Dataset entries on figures

───

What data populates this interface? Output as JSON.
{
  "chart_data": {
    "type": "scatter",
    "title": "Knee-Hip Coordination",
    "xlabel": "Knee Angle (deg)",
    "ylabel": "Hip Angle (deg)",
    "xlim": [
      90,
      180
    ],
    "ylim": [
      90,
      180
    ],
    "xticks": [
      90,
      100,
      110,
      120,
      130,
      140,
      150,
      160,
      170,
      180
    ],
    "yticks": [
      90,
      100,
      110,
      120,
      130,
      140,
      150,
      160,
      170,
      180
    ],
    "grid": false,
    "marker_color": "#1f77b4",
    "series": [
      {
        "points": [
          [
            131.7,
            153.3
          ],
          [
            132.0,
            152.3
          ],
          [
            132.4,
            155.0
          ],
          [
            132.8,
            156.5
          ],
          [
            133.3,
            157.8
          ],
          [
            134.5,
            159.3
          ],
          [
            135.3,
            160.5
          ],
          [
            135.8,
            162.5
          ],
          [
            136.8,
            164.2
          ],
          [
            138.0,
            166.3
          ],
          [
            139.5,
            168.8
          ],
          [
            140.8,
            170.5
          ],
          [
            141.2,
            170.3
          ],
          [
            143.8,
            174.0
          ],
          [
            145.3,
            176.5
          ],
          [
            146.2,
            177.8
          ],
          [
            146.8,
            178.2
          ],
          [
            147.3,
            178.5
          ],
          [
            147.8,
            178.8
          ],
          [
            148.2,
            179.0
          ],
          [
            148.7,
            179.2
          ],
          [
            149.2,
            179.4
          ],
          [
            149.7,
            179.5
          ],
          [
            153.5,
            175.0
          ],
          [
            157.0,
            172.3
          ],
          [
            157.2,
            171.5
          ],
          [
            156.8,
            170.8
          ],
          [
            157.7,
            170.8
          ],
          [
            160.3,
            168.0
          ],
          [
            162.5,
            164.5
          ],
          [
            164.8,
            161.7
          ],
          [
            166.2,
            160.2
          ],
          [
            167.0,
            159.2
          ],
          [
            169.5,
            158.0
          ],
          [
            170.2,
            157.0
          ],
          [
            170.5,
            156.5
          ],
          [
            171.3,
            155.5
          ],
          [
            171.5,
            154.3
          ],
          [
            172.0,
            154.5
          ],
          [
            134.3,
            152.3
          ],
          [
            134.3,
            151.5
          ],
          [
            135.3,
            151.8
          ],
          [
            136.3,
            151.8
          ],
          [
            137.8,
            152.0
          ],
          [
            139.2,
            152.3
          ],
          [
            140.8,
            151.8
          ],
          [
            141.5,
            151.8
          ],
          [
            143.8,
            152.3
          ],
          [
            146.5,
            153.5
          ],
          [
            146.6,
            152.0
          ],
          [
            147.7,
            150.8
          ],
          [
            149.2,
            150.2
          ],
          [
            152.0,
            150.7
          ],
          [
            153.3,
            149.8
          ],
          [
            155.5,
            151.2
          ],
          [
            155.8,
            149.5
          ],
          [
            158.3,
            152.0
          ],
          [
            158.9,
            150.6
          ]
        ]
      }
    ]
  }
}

───

Brief:
Copy out every line that includes the word "Angle".

Answer to this exercise:
    "xlabel": "Knee Angle (deg)",
    "ylabel": "Hip Angle (deg)",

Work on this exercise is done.